What is asked » Look through the entries below and report how many lines hold the string "Median". Only the number is wanted.
## Begin Data extract
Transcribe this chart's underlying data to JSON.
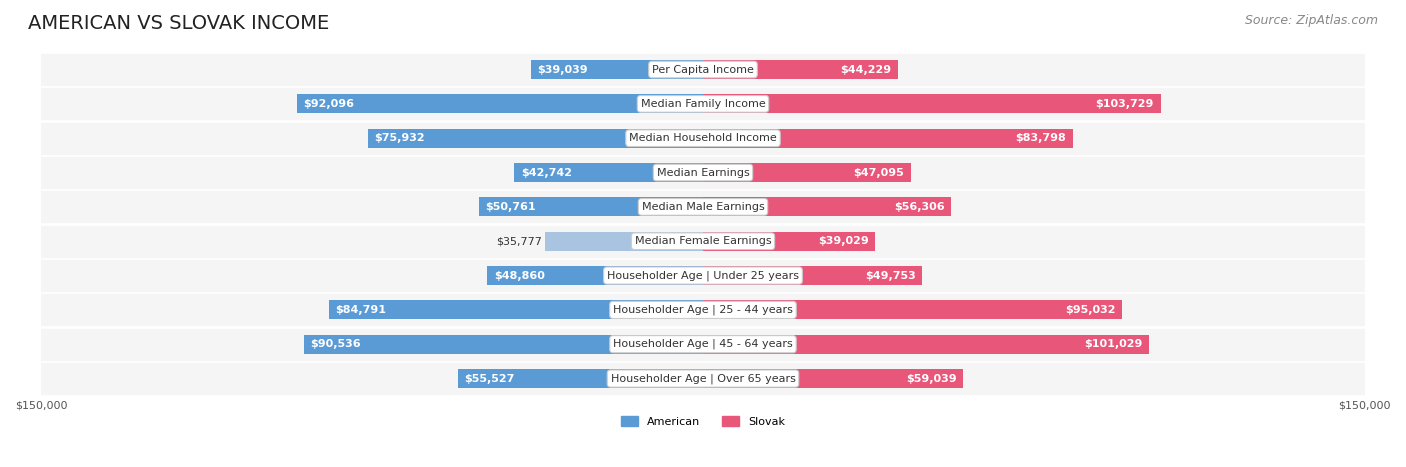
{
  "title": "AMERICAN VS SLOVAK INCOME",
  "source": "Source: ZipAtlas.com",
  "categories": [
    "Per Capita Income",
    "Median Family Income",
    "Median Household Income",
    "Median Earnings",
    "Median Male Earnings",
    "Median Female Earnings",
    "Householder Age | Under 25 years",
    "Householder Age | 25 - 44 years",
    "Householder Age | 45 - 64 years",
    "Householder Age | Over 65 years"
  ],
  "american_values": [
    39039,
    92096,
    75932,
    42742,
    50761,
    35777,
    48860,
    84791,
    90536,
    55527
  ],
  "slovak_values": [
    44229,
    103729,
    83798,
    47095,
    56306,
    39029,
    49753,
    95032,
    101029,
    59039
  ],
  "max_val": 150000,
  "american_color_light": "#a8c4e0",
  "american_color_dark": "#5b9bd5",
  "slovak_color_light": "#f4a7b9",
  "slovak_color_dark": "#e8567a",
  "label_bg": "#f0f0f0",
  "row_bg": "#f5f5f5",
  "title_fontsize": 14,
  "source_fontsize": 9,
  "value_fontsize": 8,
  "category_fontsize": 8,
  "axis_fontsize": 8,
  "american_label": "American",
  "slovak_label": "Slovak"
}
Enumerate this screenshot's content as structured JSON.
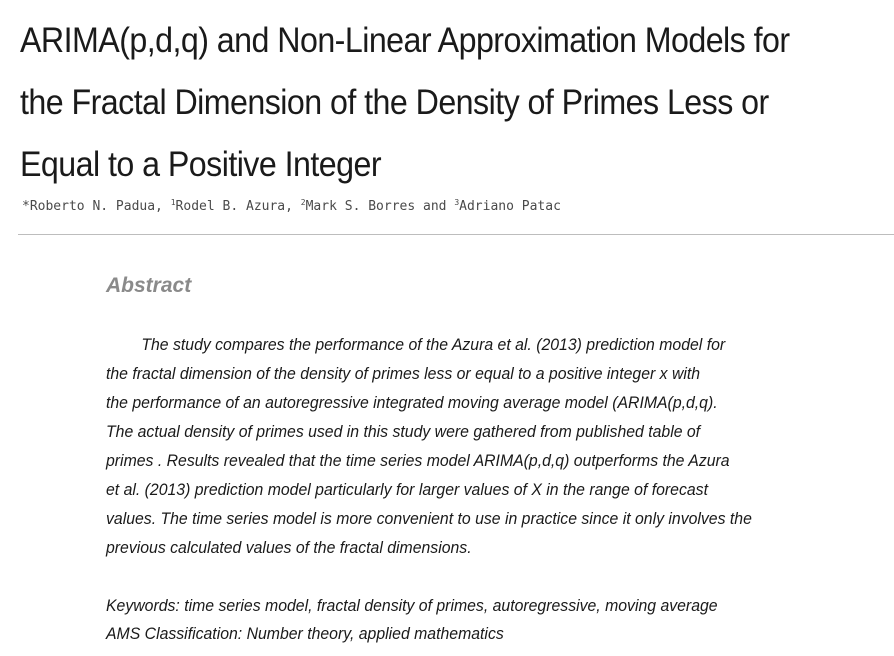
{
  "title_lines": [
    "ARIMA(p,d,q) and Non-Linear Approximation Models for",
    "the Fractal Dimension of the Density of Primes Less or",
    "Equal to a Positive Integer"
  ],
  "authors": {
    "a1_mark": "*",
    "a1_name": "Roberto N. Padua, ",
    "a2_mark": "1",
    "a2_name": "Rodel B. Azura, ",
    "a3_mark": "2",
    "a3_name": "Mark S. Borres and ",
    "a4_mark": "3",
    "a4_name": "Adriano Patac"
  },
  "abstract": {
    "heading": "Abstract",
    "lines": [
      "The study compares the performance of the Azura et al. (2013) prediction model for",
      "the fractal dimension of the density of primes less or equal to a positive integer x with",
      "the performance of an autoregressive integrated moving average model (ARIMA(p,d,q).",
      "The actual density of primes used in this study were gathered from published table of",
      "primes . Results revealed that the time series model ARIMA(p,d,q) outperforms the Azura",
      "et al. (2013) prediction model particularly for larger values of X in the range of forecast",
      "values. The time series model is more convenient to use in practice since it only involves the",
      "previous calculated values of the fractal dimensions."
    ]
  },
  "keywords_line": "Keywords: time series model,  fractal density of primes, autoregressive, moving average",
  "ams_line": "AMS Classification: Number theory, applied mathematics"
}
## End Data extract
## Begin Data extract
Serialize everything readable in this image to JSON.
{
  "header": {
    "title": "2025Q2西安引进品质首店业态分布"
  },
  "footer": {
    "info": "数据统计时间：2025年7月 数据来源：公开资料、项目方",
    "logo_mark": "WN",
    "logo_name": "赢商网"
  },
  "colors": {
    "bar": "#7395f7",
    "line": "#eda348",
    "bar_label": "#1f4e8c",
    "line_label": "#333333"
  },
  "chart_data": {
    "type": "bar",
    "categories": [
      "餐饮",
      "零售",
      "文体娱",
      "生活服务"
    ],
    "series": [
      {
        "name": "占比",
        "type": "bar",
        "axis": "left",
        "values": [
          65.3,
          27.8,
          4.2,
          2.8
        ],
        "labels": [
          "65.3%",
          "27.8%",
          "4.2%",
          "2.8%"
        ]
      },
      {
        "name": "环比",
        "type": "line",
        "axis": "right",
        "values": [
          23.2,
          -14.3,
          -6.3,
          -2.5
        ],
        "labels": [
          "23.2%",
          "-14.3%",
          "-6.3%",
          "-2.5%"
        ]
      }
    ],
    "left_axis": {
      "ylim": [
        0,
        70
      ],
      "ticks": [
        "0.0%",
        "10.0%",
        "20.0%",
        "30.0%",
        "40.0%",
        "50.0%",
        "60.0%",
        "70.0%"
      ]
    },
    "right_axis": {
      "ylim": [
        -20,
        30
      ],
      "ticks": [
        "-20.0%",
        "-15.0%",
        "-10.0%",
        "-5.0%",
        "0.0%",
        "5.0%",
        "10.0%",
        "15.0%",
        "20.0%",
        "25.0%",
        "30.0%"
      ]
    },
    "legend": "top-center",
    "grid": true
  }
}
## End Data extract
Task result » 5